» **Task instructions**
Find each line with the string "JSON" and report it.

Saved entries:

————

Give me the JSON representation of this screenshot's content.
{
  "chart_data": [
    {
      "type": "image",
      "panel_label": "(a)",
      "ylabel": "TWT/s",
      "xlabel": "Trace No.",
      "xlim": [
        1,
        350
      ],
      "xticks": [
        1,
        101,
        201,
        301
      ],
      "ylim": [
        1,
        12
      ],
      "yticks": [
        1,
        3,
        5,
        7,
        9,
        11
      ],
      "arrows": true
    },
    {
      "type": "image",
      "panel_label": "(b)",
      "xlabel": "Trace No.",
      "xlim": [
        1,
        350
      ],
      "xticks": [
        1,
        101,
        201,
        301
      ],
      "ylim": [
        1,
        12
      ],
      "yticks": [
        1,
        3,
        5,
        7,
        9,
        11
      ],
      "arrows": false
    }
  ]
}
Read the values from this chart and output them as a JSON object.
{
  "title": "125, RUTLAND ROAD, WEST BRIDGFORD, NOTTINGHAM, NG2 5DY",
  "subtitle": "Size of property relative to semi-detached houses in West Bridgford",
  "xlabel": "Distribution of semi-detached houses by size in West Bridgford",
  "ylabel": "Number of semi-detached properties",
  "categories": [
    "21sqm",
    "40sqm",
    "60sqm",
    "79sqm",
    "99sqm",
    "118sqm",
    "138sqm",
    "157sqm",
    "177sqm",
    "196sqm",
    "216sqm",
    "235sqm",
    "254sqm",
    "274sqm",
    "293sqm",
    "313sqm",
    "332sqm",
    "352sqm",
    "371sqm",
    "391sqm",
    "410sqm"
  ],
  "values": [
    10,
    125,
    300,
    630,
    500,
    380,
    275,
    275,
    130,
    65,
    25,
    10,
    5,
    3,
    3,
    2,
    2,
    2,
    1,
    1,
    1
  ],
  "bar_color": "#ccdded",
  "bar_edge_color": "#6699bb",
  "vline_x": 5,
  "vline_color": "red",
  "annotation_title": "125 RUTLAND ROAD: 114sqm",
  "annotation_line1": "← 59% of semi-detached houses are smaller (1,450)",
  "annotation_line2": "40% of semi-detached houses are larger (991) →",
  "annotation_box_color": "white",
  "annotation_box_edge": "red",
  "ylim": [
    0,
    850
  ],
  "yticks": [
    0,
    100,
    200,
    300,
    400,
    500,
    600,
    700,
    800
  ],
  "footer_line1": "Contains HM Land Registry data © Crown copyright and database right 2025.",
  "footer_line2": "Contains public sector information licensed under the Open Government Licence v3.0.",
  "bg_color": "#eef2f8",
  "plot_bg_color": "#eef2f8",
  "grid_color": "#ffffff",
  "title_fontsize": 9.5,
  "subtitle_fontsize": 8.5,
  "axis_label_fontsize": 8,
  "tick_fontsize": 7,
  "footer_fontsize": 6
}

————

» **Exercise output**
Give me the JSON representation of this screenshot's content.
Read the values from this chart and output them as a JSON object.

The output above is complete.